» **Set problem**
In the listing below, locate the lines that hold "name" and copy them.

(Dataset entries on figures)

------------------------

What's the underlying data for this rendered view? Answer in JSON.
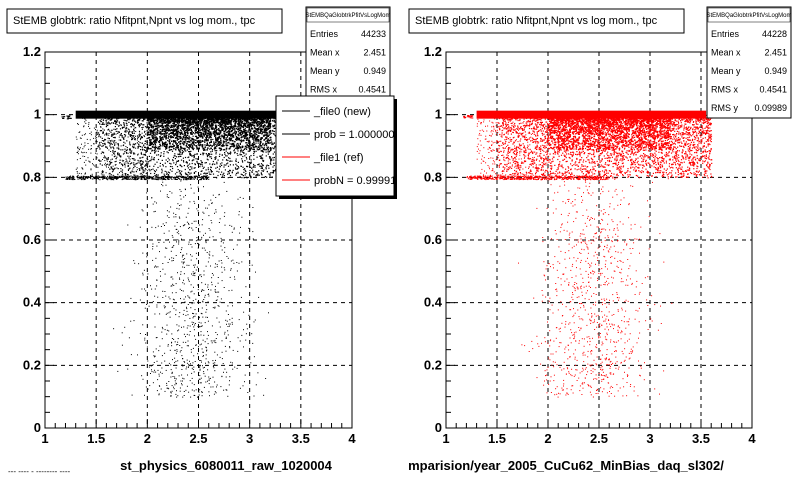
{
  "chart_data": [
    {
      "type": "scatter",
      "title": "StEMB globtrk: ratio Nfitpnt,Npnt vs log mom., tpc",
      "xlabel": "st_physics_6080011_raw_1020004",
      "ylabel": "",
      "xlim": [
        1,
        4
      ],
      "ylim": [
        0,
        1.2
      ],
      "xticks": [
        "1",
        "1.5",
        "2",
        "2.5",
        "3",
        "3.5",
        "4"
      ],
      "yticks": [
        "0",
        "0.2",
        "0.4",
        "0.6",
        "0.8",
        "1",
        "1.2"
      ],
      "grid": true,
      "color": "#000000",
      "stats": {
        "header": "StEMBQaGlobtrkPfitVsLogMom",
        "rows": [
          {
            "label": "Entries",
            "value": "44233"
          },
          {
            "label": "Mean x",
            "value": "2.451"
          },
          {
            "label": "Mean y",
            "value": "0.949"
          },
          {
            "label": "RMS x",
            "value": "0.4541"
          }
        ]
      },
      "legend": {
        "position": "top-right",
        "entries": [
          {
            "label": "_file0 (new)",
            "color": "#000000"
          },
          {
            "label": "prob = 1.000000",
            "color": "#000000"
          },
          {
            "label": "_file1 (ref)",
            "color": "#ff0000"
          },
          {
            "label": "probN = 0.99991",
            "color": "#ff0000"
          }
        ]
      },
      "density": {
        "band_y": 1.0,
        "band_x": [
          1.3,
          3.95
        ],
        "band2_y": 0.8,
        "band2_x": [
          1.2,
          2.6
        ],
        "main_cloud_y": [
          0.8,
          1.0
        ],
        "main_cloud_x": [
          1.5,
          3.95
        ],
        "sparse_y": [
          0.1,
          0.8
        ],
        "sparse_x": [
          1.4,
          3.3
        ],
        "outlier_x": [
          1.15,
          1.25
        ],
        "outlier_y": 1.0
      }
    },
    {
      "type": "scatter",
      "title": "StEMB globtrk: ratio Nfitpnt,Npnt vs log mom., tpc",
      "xlabel": "mparision/year_2005_CuCu62_MinBias_daq_sl302/",
      "ylabel": "",
      "xlim": [
        1,
        4
      ],
      "ylim": [
        0,
        1.2
      ],
      "xticks": [
        "1",
        "1.5",
        "2",
        "2.5",
        "3",
        "3.5",
        "4"
      ],
      "yticks": [
        "0",
        "0.2",
        "0.4",
        "0.6",
        "0.8",
        "1",
        "1.2"
      ],
      "grid": true,
      "color": "#ff0000",
      "stats": {
        "header": "StEMBQaGlobtrkPfitVsLogMom",
        "rows": [
          {
            "label": "Entries",
            "value": "44228"
          },
          {
            "label": "Mean x",
            "value": "2.451"
          },
          {
            "label": "Mean y",
            "value": "0.949"
          },
          {
            "label": "RMS x",
            "value": "0.4541"
          },
          {
            "label": "RMS y",
            "value": "0.09989"
          }
        ]
      },
      "density": {
        "band_y": 1.0,
        "band_x": [
          1.3,
          3.55
        ],
        "band2_y": 0.8,
        "band2_x": [
          1.2,
          2.6
        ],
        "main_cloud_y": [
          0.8,
          1.0
        ],
        "main_cloud_x": [
          1.5,
          3.6
        ],
        "sparse_y": [
          0.1,
          0.8
        ],
        "sparse_x": [
          1.4,
          3.3
        ],
        "outlier_x": [
          1.15,
          1.25
        ],
        "outlier_y": 1.0
      }
    }
  ],
  "footer": "--- ---- - -------- ----"
}
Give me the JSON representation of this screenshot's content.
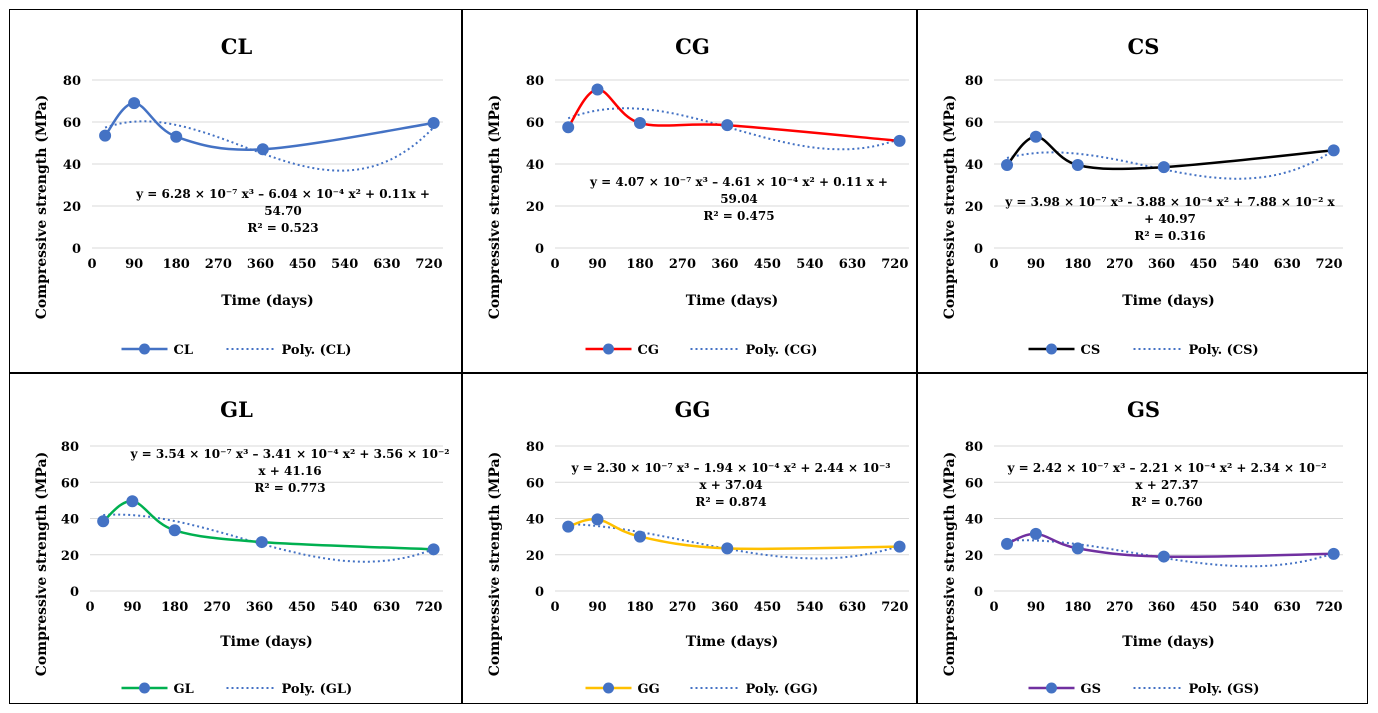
{
  "chart_data": [
    {
      "type": "line",
      "title": "CL",
      "xlabel": "Time (days)",
      "ylabel": "Compressive strength (MPa)",
      "xlim": [
        0,
        750
      ],
      "ylim": [
        0,
        80
      ],
      "xticks": [
        0,
        90,
        180,
        270,
        360,
        450,
        540,
        630,
        720
      ],
      "yticks": [
        0,
        20,
        40,
        60,
        80
      ],
      "color": "#4472C4",
      "series": [
        {
          "name": "CL",
          "x": [
            28,
            90,
            180,
            365,
            730
          ],
          "y": [
            53.5,
            69.0,
            53.0,
            47.0,
            59.5
          ]
        }
      ],
      "trendline": {
        "name": "Poly. (CL)",
        "coefficients": [
          54.7,
          0.11,
          -0.000604,
          6.28e-07
        ],
        "color": "#4472C4"
      },
      "equation_lines": [
        "y = 6.28 × 10⁻⁷ x³ – 6.04 × 10⁻⁴ x² + 0.11x +",
        "54.70",
        "R² = 0.523"
      ],
      "legend_position": "bottom"
    },
    {
      "type": "line",
      "title": "CG",
      "xlabel": "Time (days)",
      "ylabel": "Compressive strength (MPa)",
      "xlim": [
        0,
        750
      ],
      "ylim": [
        0,
        80
      ],
      "xticks": [
        0,
        90,
        180,
        270,
        360,
        450,
        540,
        630,
        720
      ],
      "yticks": [
        0,
        20,
        40,
        60,
        80
      ],
      "color": "#FF0000",
      "series": [
        {
          "name": "CG",
          "x": [
            28,
            90,
            180,
            365,
            730
          ],
          "y": [
            57.5,
            75.5,
            59.5,
            58.5,
            51.0
          ]
        }
      ],
      "trendline": {
        "name": "Poly. (CG)",
        "coefficients": [
          59.04,
          0.11,
          -0.000461,
          4.07e-07
        ],
        "color": "#4472C4"
      },
      "equation_lines": [
        "y = 4.07 × 10⁻⁷ x³ – 4.61 × 10⁻⁴ x² + 0.11 x +",
        "59.04",
        "R² = 0.475"
      ],
      "legend_position": "bottom"
    },
    {
      "type": "line",
      "title": "CS",
      "xlabel": "Time (days)",
      "ylabel": "Compressive strength (MPa)",
      "xlim": [
        0,
        750
      ],
      "ylim": [
        0,
        80
      ],
      "xticks": [
        0,
        90,
        180,
        270,
        360,
        450,
        540,
        630,
        720
      ],
      "yticks": [
        0,
        20,
        40,
        60,
        80
      ],
      "color": "#000000",
      "series": [
        {
          "name": "CS",
          "x": [
            28,
            90,
            180,
            365,
            730
          ],
          "y": [
            39.5,
            53.0,
            39.5,
            38.5,
            46.5
          ]
        }
      ],
      "trendline": {
        "name": "Poly. (CS)",
        "coefficients": [
          40.97,
          0.0788,
          -0.000388,
          3.98e-07
        ],
        "color": "#4472C4"
      },
      "equation_lines": [
        "y = 3.98 × 10⁻⁷ x³ - 3.88 × 10⁻⁴ x² + 7.88 × 10⁻² x",
        "+ 40.97",
        "R² = 0.316"
      ],
      "legend_position": "bottom"
    },
    {
      "type": "line",
      "title": "GL",
      "xlabel": "Time (days)",
      "ylabel": "Compressive strength (MPa)",
      "xlim": [
        0,
        750
      ],
      "ylim": [
        0,
        80
      ],
      "xticks": [
        0,
        90,
        180,
        270,
        360,
        450,
        540,
        630,
        720
      ],
      "yticks": [
        0,
        20,
        40,
        60,
        80
      ],
      "color": "#00B050",
      "series": [
        {
          "name": "GL",
          "x": [
            28,
            90,
            180,
            365,
            730
          ],
          "y": [
            38.5,
            49.5,
            33.5,
            27.0,
            23.0
          ]
        }
      ],
      "trendline": {
        "name": "Poly. (GL)",
        "coefficients": [
          41.16,
          0.0356,
          -0.000341,
          3.54e-07
        ],
        "color": "#4472C4"
      },
      "equation_lines": [
        "y = 3.54 × 10⁻⁷ x³ – 3.41 × 10⁻⁴ x² + 3.56 × 10⁻²",
        "x + 41.16",
        "R² = 0.773"
      ],
      "legend_position": "bottom"
    },
    {
      "type": "line",
      "title": "GG",
      "xlabel": "Time (days)",
      "ylabel": "Compressive strength (MPa)",
      "xlim": [
        0,
        750
      ],
      "ylim": [
        0,
        80
      ],
      "xticks": [
        0,
        90,
        180,
        270,
        360,
        450,
        540,
        630,
        720
      ],
      "yticks": [
        0,
        20,
        40,
        60,
        80
      ],
      "color": "#FFC000",
      "series": [
        {
          "name": "GG",
          "x": [
            28,
            90,
            180,
            365,
            730
          ],
          "y": [
            35.5,
            39.5,
            30.0,
            23.5,
            24.5
          ]
        }
      ],
      "trendline": {
        "name": "Poly. (GG)",
        "coefficients": [
          37.04,
          0.00244,
          -0.000194,
          2.3e-07
        ],
        "color": "#4472C4"
      },
      "equation_lines": [
        "y = 2.30 × 10⁻⁷ x³ – 1.94 × 10⁻⁴ x² + 2.44 × 10⁻³",
        "x + 37.04",
        "R² = 0.874"
      ],
      "legend_position": "bottom"
    },
    {
      "type": "line",
      "title": "GS",
      "xlabel": "Time (days)",
      "ylabel": "Compressive strength (MPa)",
      "xlim": [
        0,
        750
      ],
      "ylim": [
        0,
        80
      ],
      "xticks": [
        0,
        90,
        180,
        270,
        360,
        450,
        540,
        630,
        720
      ],
      "yticks": [
        0,
        20,
        40,
        60,
        80
      ],
      "color": "#7030A0",
      "series": [
        {
          "name": "GS",
          "x": [
            28,
            90,
            180,
            365,
            730
          ],
          "y": [
            26.0,
            31.5,
            23.5,
            19.0,
            20.5
          ]
        }
      ],
      "trendline": {
        "name": "Poly. (GS)",
        "coefficients": [
          27.37,
          0.0234,
          -0.000221,
          2.42e-07
        ],
        "color": "#4472C4"
      },
      "equation_lines": [
        "y = 2.42 × 10⁻⁷ x³ – 2.21 × 10⁻⁴ x² + 2.34 × 10⁻²",
        "x + 27.37",
        "R² = 0.760"
      ],
      "legend_position": "bottom"
    }
  ]
}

------------------------

» **Written answer**
          "name": "CL",
        "name": "Poly. (CL)",
          "name": "CG",
        "name": "Poly. (CG)",
          "name": "CS",
        "name": "Poly. (CS)",
          "name": "GL",
        "name": "Poly. (GL)",
          "name": "GG",
        "name": "Poly. (GG)",
          "name": "GS",
        "name": "Poly. (GS)",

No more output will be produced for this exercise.